→ **Aim of the exercise**
Copy out all the data, word for word.

((

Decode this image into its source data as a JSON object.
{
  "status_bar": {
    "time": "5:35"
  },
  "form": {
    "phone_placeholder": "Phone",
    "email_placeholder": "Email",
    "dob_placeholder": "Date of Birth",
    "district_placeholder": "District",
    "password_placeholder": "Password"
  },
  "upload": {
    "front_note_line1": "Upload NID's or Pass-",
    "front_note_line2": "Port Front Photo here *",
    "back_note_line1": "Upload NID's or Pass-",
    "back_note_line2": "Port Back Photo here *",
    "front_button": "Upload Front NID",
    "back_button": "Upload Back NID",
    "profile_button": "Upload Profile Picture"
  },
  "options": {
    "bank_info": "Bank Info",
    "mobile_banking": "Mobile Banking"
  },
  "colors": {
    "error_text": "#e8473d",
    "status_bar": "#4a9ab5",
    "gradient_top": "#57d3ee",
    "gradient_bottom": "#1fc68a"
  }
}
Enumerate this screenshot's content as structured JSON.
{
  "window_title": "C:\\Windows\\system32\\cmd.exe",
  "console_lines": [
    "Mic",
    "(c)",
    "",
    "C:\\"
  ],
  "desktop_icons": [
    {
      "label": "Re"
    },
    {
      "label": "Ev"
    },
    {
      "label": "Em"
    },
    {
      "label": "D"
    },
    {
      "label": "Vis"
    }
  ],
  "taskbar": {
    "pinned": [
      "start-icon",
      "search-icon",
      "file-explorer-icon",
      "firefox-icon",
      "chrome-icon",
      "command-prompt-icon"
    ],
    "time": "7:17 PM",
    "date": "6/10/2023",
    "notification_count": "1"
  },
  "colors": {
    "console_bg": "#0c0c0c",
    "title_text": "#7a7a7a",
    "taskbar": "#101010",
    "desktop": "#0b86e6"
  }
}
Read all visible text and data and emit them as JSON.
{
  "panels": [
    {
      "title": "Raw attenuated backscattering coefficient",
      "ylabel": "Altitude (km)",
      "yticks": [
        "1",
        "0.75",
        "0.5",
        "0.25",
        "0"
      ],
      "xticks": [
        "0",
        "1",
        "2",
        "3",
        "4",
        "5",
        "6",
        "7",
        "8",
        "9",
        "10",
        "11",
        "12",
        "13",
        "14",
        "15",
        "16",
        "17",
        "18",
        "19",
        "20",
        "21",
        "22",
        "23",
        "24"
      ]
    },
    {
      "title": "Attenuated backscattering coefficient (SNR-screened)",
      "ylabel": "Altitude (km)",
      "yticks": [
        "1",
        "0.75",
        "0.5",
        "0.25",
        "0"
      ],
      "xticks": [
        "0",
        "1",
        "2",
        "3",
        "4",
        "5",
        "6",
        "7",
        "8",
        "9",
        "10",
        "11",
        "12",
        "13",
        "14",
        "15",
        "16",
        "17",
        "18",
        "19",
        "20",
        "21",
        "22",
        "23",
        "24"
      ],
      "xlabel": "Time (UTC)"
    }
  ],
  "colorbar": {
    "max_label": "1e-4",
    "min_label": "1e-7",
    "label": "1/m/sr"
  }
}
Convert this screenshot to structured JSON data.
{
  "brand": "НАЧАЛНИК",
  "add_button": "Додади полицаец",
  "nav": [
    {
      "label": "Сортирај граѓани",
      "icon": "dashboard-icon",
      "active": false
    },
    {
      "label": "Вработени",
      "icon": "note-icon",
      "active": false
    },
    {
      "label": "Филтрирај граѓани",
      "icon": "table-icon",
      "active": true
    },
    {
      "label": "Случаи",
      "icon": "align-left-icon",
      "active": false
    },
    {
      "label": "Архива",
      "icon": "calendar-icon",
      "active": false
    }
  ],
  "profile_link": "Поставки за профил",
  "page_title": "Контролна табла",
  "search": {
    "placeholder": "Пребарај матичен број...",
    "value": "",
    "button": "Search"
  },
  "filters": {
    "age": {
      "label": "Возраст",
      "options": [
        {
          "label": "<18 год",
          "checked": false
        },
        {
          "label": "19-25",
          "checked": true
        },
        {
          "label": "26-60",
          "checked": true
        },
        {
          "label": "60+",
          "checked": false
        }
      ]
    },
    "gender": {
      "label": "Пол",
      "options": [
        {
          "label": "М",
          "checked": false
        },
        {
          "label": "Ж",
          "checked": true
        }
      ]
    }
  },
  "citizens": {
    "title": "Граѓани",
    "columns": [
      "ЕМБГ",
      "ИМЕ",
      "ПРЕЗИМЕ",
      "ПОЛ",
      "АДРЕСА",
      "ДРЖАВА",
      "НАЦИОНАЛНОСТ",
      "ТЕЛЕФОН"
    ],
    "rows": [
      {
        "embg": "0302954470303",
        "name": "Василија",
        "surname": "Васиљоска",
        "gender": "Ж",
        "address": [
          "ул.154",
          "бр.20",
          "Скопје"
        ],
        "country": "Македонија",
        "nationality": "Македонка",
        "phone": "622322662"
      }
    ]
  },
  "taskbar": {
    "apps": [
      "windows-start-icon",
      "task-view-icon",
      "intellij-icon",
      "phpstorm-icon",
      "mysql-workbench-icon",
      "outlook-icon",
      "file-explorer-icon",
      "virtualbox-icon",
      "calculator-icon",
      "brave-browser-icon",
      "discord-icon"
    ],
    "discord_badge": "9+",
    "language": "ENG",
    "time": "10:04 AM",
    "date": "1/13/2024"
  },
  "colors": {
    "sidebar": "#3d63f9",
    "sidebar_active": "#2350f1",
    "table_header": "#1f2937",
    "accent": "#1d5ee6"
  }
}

))

→ **Complete answer**
Decode this image into its source data as a JSON object.
{
  "status_bar": {
    "time": "5:35"
  },
  "form": {
    "phone_placeholder": "Phone",
    "email_placeholder": "Email",
    "dob_placeholder": "Date of Birth",
    "district_placeholder": "District",
    "password_placeholder": "Password"
  },
  "upload": {
    "front_note_line1": "Upload NID's or Pass-",
    "front_note_line2": "Port Front Photo here *",
    "back_note_line1": "Upload NID's or Pass-",
    "back_note_line2": "Port Back Photo here *",
    "front_button": "Upload Front NID",
    "back_button": "Upload Back NID",
    "profile_button": "Upload Profile Picture"
  },
  "options": {
    "bank_info": "Bank Info",
    "mobile_banking": "Mobile Banking"
  },
  "colors": {
    "error_text": "#e8473d",
    "status_bar": "#4a9ab5",
    "gradient_top": "#57d3ee",
    "gradient_bottom": "#1fc68a"
  }
}
Enumerate this screenshot's content as structured JSON.
{
  "window_title": "C:\\Windows\\system32\\cmd.exe",
  "console_lines": [
    "Mic",
    "(c)",
    "",
    "C:\\"
  ],
  "desktop_icons": [
    {
      "label": "Re"
    },
    {
      "label": "Ev"
    },
    {
      "label": "Em"
    },
    {
      "label": "D"
    },
    {
      "label": "Vis"
    }
  ],
  "taskbar": {
    "pinned": [
      "start-icon",
      "search-icon",
      "file-explorer-icon",
      "firefox-icon",
      "chrome-icon",
      "command-prompt-icon"
    ],
    "time": "7:17 PM",
    "date": "6/10/2023",
    "notification_count": "1"
  },
  "colors": {
    "console_bg": "#0c0c0c",
    "title_text": "#7a7a7a",
    "taskbar": "#101010",
    "desktop": "#0b86e6"
  }
}
Read all visible text and data and emit them as JSON.
{
  "panels": [
    {
      "title": "Raw attenuated backscattering coefficient",
      "ylabel": "Altitude (km)",
      "yticks": [
        "1",
        "0.75",
        "0.5",
        "0.25",
        "0"
      ],
      "xticks": [
        "0",
        "1",
        "2",
        "3",
        "4",
        "5",
        "6",
        "7",
        "8",
        "9",
        "10",
        "11",
        "12",
        "13",
        "14",
        "15",
        "16",
        "17",
        "18",
        "19",
        "20",
        "21",
        "22",
        "23",
        "24"
      ]
    },
    {
      "title": "Attenuated backscattering coefficient (SNR-screened)",
      "ylabel": "Altitude (km)",
      "yticks": [
        "1",
        "0.75",
        "0.5",
        "0.25",
        "0"
      ],
      "xticks": [
        "0",
        "1",
        "2",
        "3",
        "4",
        "5",
        "6",
        "7",
        "8",
        "9",
        "10",
        "11",
        "12",
        "13",
        "14",
        "15",
        "16",
        "17",
        "18",
        "19",
        "20",
        "21",
        "22",
        "23",
        "24"
      ],
      "xlabel": "Time (UTC)"
    }
  ],
  "colorbar": {
    "max_label": "1e-4",
    "min_label": "1e-7",
    "label": "1/m/sr"
  }
}
Convert this screenshot to structured JSON data.
{
  "brand": "НАЧАЛНИК",
  "add_button": "Додади полицаец",
  "nav": [
    {
      "label": "Сортирај граѓани",
      "icon": "dashboard-icon",
      "active": false
    },
    {
      "label": "Вработени",
      "icon": "note-icon",
      "active": false
    },
    {
      "label": "Филтрирај граѓани",
      "icon": "table-icon",
      "active": true
    },
    {
      "label": "Случаи",
      "icon": "align-left-icon",
      "active": false
    },
    {
      "label": "Архива",
      "icon": "calendar-icon",
      "active": false
    }
  ],
  "profile_link": "Поставки за профил",
  "page_title": "Контролна табла",
  "search": {
    "placeholder": "Пребарај матичен број...",
    "value": "",
    "button": "Search"
  },
  "filters": {
    "age": {
      "label": "Возраст",
      "options": [
        {
          "label": "<18 год",
          "checked": false
        },
        {
          "label": "19-25",
          "checked": true
        },
        {
          "label": "26-60",
          "checked": true
        },
        {
          "label": "60+",
          "checked": false
        }
      ]
    },
    "gender": {
      "label": "Пол",
      "options": [
        {
          "label": "М",
          "checked": false
        },
        {
          "label": "Ж",
          "checked": true
        }
      ]
    }
  },
  "citizens": {
    "title": "Граѓани",
    "columns": [
      "ЕМБГ",
      "ИМЕ",
      "ПРЕЗИМЕ",
      "ПОЛ",
      "АДРЕСА",
      "ДРЖАВА",
      "НАЦИОНАЛНОСТ",
      "ТЕЛЕФОН"
    ],
    "rows": [
      {
        "embg": "0302954470303",
        "name": "Василија",
        "surname": "Васиљоска",
        "gender": "Ж",
        "address": [
          "ул.154",
          "бр.20",
          "Скопје"
        ],
        "country": "Македонија",
        "nationality": "Македонка",
        "phone": "622322662"
      }
    ]
  },
  "taskbar": {
    "apps": [
      "windows-start-icon",
      "task-view-icon",
      "intellij-icon",
      "phpstorm-icon",
      "mysql-workbench-icon",
      "outlook-icon",
      "file-explorer-icon",
      "virtualbox-icon",
      "calculator-icon",
      "brave-browser-icon",
      "discord-icon"
    ],
    "discord_badge": "9+",
    "language": "ENG",
    "time": "10:04 AM",
    "date": "1/13/2024"
  },
  "colors": {
    "sidebar": "#3d63f9",
    "sidebar_active": "#2350f1",
    "table_header": "#1f2937",
    "accent": "#1d5ee6"
  }
}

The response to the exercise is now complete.